*THE REQUEST*: Reproduce the listing below word for word, from its first line through the line containing "y-tick-label: 5 <box>117 292 126 305</box>", including both of those lines.

[Annotated listings of elements]
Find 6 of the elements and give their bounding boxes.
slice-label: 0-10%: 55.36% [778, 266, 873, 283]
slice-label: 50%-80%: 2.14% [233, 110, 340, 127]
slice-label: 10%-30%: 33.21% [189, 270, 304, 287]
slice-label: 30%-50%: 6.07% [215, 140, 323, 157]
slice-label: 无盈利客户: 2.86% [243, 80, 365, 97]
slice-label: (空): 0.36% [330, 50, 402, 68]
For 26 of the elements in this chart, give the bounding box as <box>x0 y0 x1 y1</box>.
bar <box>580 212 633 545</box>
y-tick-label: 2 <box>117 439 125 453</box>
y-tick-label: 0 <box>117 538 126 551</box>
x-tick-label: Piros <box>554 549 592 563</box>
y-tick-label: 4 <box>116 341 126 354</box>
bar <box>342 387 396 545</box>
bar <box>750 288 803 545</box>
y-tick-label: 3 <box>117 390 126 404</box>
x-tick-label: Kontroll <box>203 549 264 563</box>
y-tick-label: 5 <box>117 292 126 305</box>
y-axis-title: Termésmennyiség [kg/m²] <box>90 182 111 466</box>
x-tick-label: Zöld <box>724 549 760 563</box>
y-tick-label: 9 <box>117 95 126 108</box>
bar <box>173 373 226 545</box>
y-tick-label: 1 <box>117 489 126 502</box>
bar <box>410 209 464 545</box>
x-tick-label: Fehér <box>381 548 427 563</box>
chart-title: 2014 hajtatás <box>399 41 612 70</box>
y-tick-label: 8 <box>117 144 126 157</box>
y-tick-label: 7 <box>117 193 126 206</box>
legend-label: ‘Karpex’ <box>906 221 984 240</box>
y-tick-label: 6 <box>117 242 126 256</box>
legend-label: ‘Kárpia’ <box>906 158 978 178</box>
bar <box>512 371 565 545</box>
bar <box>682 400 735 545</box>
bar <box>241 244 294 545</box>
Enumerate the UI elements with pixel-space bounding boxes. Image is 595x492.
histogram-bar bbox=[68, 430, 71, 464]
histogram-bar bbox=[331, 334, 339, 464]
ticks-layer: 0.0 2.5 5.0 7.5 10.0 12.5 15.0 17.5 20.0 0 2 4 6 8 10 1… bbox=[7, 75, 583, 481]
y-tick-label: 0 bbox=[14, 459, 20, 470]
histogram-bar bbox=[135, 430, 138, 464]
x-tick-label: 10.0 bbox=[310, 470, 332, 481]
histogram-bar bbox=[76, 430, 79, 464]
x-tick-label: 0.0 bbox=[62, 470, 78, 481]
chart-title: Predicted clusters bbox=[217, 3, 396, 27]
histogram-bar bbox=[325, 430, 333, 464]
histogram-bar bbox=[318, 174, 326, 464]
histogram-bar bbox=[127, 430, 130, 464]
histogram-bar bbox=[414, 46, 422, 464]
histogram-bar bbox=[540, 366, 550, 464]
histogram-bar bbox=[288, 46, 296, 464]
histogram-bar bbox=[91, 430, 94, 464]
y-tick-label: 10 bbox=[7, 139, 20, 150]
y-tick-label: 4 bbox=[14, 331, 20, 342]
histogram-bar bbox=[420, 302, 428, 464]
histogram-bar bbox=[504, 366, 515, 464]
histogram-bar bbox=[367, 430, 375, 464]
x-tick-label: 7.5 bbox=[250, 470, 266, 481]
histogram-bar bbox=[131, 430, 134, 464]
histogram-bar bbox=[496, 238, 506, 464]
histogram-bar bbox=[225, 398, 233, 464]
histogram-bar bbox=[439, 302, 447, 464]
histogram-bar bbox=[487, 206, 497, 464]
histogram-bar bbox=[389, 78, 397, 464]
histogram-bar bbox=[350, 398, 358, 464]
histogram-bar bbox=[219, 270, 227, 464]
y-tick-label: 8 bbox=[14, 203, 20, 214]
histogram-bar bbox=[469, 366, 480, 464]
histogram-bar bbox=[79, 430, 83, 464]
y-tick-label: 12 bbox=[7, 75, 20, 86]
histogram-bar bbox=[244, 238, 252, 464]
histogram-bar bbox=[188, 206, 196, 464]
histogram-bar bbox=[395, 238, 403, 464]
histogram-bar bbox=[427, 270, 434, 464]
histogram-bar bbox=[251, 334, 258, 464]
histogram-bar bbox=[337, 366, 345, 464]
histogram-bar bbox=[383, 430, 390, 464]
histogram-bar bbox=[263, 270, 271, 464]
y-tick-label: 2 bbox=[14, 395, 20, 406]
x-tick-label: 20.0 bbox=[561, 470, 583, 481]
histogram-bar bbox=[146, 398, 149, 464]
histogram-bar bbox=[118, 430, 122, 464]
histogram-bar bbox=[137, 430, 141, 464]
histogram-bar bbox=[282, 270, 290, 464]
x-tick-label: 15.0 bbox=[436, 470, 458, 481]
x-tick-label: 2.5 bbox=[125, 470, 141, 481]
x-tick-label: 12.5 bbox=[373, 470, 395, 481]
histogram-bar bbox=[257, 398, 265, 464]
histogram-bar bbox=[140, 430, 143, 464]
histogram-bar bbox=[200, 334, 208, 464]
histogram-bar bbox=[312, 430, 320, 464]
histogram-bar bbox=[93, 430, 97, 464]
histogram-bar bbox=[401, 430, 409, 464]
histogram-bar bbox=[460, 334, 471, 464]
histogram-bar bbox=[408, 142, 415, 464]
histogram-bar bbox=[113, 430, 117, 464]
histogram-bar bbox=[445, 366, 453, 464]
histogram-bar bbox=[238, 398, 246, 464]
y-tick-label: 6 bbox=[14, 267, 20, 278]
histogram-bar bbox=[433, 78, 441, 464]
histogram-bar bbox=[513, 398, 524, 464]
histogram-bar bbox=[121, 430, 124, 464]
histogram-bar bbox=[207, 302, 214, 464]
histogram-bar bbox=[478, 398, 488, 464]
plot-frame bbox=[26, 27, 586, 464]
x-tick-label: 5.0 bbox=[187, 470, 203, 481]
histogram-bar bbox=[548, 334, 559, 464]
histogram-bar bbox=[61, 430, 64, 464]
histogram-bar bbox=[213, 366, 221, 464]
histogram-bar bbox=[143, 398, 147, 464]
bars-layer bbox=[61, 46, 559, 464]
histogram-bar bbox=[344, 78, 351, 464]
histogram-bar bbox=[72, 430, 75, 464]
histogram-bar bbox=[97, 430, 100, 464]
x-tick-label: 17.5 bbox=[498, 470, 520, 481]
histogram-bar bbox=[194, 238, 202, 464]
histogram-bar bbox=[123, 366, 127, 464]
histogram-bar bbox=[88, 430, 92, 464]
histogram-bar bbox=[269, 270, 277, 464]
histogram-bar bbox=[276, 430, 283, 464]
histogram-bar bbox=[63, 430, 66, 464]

*SOLUTION TO THIS TASK*:
Find 6 of the elements and give their bounding boxes.
slice-label: 0-10%: 55.36% [778, 266, 873, 283]
slice-label: 50%-80%: 2.14% [233, 110, 340, 127]
slice-label: 10%-30%: 33.21% [189, 270, 304, 287]
slice-label: 30%-50%: 6.07% [215, 140, 323, 157]
slice-label: 无盈利客户: 2.86% [243, 80, 365, 97]
slice-label: (空): 0.36% [330, 50, 402, 68]
For 26 of the elements in this chart, give the bounding box as <box>x0 y0 x1 y1</box>.
bar <box>580 212 633 545</box>
y-tick-label: 2 <box>117 439 125 453</box>
y-tick-label: 0 <box>117 538 126 551</box>
x-tick-label: Piros <box>554 549 592 563</box>
y-tick-label: 4 <box>116 341 126 354</box>
bar <box>342 387 396 545</box>
bar <box>750 288 803 545</box>
y-tick-label: 3 <box>117 390 126 404</box>
x-tick-label: Kontroll <box>203 549 264 563</box>
y-tick-label: 5 <box>117 292 126 305</box>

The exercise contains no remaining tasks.